Set exercise – Bring together all lines of the material below that contain the string "nohavicemi".
#### Given entries ####
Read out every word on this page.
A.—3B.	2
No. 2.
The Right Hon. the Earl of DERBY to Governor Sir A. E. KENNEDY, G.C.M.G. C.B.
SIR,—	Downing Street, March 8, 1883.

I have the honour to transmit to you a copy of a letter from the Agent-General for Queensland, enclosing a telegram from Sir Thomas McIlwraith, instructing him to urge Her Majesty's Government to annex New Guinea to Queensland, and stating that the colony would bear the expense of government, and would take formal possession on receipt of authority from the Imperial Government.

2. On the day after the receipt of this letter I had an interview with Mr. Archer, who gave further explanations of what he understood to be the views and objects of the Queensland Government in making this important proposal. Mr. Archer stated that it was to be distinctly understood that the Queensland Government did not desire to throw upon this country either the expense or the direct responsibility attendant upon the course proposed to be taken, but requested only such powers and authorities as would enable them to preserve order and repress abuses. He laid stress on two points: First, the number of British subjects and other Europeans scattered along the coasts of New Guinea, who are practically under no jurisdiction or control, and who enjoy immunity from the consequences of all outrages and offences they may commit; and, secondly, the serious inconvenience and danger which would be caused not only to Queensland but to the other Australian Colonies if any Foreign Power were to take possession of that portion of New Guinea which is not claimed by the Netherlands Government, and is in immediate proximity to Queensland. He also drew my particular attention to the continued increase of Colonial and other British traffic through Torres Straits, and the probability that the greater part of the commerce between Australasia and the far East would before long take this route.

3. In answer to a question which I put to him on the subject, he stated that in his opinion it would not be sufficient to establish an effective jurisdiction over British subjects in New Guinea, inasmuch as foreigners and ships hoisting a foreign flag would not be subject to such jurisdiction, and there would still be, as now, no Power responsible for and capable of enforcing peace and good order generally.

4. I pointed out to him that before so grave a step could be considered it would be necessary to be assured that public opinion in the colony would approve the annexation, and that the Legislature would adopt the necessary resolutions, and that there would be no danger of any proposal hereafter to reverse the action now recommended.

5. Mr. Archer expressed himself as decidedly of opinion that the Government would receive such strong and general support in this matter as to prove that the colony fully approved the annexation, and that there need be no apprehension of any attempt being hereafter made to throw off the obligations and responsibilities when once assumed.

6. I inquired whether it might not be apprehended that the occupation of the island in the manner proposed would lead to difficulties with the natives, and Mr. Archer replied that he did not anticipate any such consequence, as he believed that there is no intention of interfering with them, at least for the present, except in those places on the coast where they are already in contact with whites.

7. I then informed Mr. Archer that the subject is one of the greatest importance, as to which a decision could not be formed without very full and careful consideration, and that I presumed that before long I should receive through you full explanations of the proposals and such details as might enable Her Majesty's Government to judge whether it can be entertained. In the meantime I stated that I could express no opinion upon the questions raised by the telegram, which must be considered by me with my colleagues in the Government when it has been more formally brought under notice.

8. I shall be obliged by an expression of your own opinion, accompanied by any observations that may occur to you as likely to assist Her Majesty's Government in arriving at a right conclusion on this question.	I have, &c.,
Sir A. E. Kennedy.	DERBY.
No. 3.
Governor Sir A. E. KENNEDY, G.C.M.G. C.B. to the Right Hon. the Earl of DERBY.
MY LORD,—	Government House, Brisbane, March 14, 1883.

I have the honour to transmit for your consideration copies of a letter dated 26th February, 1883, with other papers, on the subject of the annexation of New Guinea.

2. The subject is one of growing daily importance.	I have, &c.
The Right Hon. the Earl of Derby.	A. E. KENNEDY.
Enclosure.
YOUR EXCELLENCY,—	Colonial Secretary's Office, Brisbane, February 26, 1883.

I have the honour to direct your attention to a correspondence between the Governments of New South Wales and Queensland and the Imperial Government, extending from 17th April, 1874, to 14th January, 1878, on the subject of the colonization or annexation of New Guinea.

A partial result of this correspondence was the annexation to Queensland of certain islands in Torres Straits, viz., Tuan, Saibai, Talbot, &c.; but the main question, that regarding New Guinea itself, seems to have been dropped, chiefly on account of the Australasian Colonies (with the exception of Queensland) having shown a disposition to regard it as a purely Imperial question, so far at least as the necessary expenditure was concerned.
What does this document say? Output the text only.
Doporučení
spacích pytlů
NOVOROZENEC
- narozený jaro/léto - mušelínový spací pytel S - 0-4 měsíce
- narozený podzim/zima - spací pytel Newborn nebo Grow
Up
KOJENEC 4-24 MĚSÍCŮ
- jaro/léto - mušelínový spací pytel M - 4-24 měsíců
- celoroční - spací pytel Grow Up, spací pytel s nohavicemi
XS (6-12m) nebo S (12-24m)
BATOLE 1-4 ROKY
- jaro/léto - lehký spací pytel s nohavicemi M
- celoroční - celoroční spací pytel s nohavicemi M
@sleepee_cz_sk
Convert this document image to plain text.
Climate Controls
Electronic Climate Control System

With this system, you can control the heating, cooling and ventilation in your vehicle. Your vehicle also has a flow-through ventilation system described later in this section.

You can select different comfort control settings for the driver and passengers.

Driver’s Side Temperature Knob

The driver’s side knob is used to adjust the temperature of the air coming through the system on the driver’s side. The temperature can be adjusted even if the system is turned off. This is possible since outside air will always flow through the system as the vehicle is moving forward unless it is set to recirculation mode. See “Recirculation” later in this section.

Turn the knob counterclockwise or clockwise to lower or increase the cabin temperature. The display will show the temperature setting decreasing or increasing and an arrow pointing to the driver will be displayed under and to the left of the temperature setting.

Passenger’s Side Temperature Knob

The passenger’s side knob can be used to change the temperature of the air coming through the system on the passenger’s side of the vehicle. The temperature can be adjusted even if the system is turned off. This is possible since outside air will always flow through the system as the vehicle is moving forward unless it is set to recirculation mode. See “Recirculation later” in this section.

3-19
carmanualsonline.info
####
Result –
- celoroční - spací pytel Grow Up, spací pytel s nohavicemi
- jaro/léto - lehký spací pytel s nohavicemi M
- celoroční - celoroční spací pytel s nohavicemi M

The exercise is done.